### [TRECHO]
++++++++++
Altar da Igrejinha de Brasília, com as 12 banderinhas de Volpi de cada lado

Altar da Igrejinha de Brasília, com as 12 banderinhas de Volpi de cada lado

Arquivo Público/reprodução

'O que Volpi ofereceu não foi entendido. Acho que ninguém se preocupou em ler, a reação foi à bandeirinha. Ele foi lido como ingênuo, profano, porque usou bandeirinhas de São João, infantil. Mas Volpi pega a simbologia católica e faz dela uma nova ideia'

Graça Ramos, historiadora


Muitos enigmas cercam os painéis projetados por Alfredo Volpi para as paredes da Igreja Nossa Senhora de Fátima, conhecida como a Igrejinha de Brasília. O artista criou cinco esboços para afrescos da obra projetada por Oscar Niemeyer, que escolheu três. Sabe-se que, com certeza, que duas paredes do prédio em formato triangular acabaram pintadas. O que teria havido com a terceira? Foi pintada e apagada? Ou nunca chegou a ser feita?

Este é um dos primeiros mistérios que cercam a obra. Com essa interrogação na cabeça, a historiadora de arte e pesquisadora Graça Ramos iniciou a investigação que resultou no livro “O apagamento de Volpi – Presença em Brasília”, publicado pela Tema Editorial.
 
Niemeyer escolheu três composições, mas os registros levam à realização de apenas dois painéis. “Acho que a terceira parede não foi pintada, porque, nas fotos do casamento inaugural da igreja, ela não aparece pintada, nem nos filmes da inauguração”, diz a autora.

“Nas matérias iniciais, fica claro que ele foi contratado para pintar duas paredes. Tem muitos questionamentos que me fiz ao longo da pesquisa, não tenho a posição de senhora absoluta do saber. O importante é a gente se dedicar a tentar entender”, afirma Graça.

 

• Leia também: O legado de Oscar Niemeyer a Belo Horizonte

Volpi se baseou na simbologia católica para criar painéis

Outro mistério, que na verdade está mais para lacuna, é a falta de interpretação da obra criada ali por Volpi por parte da literatura ligada à história da arte brasileira. “O apagamento de Volpi” tenta preencher esse vazio com análise bastante embasada dos desenhos do artista, que não era católico, mas, de certa forma, se preocupou em estudar a simbologia religiosa ao conceber os painéis.

Na parede esquerda de quem está de frente para o altar, formas retangulares finalizadas com um vértice superior lembravam, de acordo com a pesquisa de Graça, portas com arcos.

Sobre elas, pairavam grupos de bandeirinhas, as mesmas que se repetiam no painel ao fundo, este destinado ao altar e com a imagem de Nossa Senhora a flutuar ao meio.
 
“O que Volpi ofereceu não foi entendido. Acho que ninguém se preocupou em ler, a reação foi à bandeirinha. Ele foi lido como ingênuo, profano, porque usou bandeirinhas de São João, infantil. Mas Volpi pega a simbologia católica e faz dela uma nova ideia. Ele se apropria de símbolos católicos, faz uma codificação e ninguém soube ler isso”, lamenta Graça Ramos.
++++++++++
### [Registros de uma fonte de dados]

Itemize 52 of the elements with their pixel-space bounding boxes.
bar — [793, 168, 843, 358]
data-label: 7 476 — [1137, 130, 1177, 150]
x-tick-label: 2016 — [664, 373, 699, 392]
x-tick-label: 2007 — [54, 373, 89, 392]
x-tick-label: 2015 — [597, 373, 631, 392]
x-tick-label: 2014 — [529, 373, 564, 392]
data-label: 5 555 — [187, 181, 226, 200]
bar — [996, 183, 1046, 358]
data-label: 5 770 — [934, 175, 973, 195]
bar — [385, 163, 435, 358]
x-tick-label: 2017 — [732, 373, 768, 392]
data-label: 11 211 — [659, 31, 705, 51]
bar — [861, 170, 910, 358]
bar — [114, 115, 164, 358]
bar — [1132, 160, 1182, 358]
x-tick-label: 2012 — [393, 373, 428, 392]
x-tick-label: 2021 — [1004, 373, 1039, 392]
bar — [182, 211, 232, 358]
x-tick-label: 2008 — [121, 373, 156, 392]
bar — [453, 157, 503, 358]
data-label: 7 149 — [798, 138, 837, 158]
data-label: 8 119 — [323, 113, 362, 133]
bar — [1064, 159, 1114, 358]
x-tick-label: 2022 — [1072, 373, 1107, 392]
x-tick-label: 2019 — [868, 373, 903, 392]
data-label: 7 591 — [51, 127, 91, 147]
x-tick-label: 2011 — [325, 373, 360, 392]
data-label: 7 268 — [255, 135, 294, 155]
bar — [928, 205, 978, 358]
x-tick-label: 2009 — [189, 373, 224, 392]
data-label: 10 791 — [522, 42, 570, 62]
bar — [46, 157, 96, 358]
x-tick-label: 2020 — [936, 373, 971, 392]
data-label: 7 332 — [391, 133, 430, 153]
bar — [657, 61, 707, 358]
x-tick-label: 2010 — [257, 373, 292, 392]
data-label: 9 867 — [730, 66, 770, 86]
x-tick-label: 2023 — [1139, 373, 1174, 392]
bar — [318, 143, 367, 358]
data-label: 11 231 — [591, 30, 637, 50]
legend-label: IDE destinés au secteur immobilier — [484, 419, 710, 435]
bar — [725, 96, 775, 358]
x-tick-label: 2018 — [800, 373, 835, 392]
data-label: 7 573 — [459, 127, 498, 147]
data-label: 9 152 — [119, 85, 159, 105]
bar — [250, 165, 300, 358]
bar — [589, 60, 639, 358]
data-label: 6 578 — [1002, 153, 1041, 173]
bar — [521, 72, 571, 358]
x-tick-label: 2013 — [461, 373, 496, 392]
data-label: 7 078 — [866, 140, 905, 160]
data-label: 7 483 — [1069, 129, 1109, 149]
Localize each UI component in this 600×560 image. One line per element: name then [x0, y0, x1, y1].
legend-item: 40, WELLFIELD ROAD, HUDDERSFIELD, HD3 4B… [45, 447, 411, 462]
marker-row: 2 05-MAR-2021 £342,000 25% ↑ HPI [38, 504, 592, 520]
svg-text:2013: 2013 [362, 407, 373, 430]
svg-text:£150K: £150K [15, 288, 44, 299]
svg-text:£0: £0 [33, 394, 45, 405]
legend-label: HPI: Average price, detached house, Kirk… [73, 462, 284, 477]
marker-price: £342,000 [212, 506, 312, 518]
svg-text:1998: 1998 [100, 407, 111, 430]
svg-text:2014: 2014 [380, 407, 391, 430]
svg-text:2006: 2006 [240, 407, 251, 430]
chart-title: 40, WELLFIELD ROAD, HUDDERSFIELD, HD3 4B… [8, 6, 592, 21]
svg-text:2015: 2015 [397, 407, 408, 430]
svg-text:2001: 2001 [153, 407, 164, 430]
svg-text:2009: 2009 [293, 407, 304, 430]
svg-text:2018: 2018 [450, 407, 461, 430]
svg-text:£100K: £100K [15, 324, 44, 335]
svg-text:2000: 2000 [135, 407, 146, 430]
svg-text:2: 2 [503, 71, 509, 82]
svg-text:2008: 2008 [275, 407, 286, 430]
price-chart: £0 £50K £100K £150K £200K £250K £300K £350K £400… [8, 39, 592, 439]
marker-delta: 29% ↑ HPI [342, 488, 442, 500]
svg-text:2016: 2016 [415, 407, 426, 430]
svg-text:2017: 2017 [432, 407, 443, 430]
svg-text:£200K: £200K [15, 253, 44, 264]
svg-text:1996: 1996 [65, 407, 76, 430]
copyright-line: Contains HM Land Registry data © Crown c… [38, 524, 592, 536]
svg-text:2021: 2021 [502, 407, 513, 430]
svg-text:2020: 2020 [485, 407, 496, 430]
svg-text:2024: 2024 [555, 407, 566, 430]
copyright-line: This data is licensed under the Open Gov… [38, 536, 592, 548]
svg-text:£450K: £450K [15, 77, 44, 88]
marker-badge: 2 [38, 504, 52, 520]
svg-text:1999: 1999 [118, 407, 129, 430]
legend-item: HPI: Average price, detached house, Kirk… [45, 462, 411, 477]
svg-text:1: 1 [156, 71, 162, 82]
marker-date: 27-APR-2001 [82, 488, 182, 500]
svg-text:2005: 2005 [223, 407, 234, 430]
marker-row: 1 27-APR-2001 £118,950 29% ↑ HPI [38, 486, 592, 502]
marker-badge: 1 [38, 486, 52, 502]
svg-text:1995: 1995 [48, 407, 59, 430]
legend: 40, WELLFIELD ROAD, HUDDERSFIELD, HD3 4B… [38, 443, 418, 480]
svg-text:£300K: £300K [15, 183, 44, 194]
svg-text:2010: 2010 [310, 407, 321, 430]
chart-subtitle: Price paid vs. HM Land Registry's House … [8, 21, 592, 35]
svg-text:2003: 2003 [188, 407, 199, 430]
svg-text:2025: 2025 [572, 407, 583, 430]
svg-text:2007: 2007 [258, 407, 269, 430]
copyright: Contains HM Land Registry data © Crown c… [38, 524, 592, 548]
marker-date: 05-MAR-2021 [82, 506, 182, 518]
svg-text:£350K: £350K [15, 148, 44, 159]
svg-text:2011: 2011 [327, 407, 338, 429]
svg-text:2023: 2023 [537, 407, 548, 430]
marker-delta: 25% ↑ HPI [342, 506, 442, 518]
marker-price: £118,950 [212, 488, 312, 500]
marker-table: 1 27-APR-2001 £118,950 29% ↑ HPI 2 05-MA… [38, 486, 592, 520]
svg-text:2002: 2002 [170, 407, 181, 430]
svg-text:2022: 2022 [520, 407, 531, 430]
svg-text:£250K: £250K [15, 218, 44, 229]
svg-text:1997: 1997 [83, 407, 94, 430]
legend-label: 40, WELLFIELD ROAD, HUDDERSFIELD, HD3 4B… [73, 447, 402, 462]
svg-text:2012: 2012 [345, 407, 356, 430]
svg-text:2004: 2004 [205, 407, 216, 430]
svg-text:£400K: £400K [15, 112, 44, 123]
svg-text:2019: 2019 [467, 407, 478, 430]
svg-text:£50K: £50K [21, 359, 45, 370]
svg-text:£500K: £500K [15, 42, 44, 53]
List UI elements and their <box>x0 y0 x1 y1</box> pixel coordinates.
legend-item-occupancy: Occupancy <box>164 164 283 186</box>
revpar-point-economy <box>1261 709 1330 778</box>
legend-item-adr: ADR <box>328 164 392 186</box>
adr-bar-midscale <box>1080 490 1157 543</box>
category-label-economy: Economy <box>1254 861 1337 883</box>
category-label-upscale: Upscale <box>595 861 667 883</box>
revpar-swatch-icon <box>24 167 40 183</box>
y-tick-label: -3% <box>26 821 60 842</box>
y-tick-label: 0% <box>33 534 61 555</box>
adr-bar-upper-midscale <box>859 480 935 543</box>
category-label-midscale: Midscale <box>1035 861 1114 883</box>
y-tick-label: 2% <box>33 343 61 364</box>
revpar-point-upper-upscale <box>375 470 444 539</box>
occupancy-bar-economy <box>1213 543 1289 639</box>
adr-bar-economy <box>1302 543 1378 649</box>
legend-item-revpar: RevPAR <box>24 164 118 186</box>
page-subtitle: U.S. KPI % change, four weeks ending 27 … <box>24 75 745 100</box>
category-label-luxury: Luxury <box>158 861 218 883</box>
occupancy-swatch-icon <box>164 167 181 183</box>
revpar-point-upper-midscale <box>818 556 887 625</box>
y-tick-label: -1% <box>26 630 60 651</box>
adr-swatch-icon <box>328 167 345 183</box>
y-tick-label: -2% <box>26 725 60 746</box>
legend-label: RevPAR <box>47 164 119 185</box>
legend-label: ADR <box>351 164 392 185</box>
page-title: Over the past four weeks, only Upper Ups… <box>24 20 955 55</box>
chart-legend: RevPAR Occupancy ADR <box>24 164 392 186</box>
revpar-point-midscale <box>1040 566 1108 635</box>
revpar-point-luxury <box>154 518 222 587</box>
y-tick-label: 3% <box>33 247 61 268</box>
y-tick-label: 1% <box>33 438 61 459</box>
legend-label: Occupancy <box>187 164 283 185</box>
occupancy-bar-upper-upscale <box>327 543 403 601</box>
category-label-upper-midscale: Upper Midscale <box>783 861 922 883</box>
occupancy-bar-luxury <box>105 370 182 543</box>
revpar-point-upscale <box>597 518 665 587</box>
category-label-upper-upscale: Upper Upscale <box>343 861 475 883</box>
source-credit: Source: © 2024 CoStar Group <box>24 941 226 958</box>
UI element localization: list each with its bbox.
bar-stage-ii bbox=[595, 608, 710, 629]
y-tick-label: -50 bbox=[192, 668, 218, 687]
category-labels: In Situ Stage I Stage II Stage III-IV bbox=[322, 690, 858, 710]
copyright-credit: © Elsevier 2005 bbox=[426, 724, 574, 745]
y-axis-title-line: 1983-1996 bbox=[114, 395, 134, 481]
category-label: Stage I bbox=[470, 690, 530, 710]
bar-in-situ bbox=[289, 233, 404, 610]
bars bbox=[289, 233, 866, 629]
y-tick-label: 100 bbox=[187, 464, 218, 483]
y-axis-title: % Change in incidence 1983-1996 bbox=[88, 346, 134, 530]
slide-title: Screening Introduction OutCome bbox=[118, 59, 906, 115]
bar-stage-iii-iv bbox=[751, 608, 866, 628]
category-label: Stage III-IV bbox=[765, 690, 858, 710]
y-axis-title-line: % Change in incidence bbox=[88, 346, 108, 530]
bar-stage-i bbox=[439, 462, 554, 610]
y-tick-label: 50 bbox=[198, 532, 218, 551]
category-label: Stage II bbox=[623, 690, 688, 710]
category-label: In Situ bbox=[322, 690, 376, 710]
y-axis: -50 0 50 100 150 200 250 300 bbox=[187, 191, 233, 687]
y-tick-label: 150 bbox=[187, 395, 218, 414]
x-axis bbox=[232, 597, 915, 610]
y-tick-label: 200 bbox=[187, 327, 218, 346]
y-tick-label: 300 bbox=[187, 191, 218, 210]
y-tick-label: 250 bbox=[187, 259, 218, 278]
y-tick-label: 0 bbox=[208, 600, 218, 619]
++++++++++
### [TAREFA PROPOSTA]
Devolva, do trecho sobre os painéis de Volpi, a passagem que vai de "Volpi se baseou" até "portas com arcos.", sem mudar nada. O material não tem relação com o trecho.

### [RESULTADO DO EXERCÍCIO]
Volpi se baseou na simbologia católica para criar painéis

Outro mistério, que na verdade está mais para lacuna, é a falta de interpretação da obra criada ali por Volpi por parte da literatura ligada à história da arte brasileira. “O apagamento de Volpi” tenta preencher esse vazio com análise bastante embasada dos desenhos do artista, que não era católico, mas, de certa forma, se preocupou em estudar a simbologia religiosa ao conceber os painéis.

Na parede esquerda de quem está de frente para o altar, formas retangulares finalizadas com um vértice superior lembravam, de acordo com a pesquisa de Graça, portas com arcos.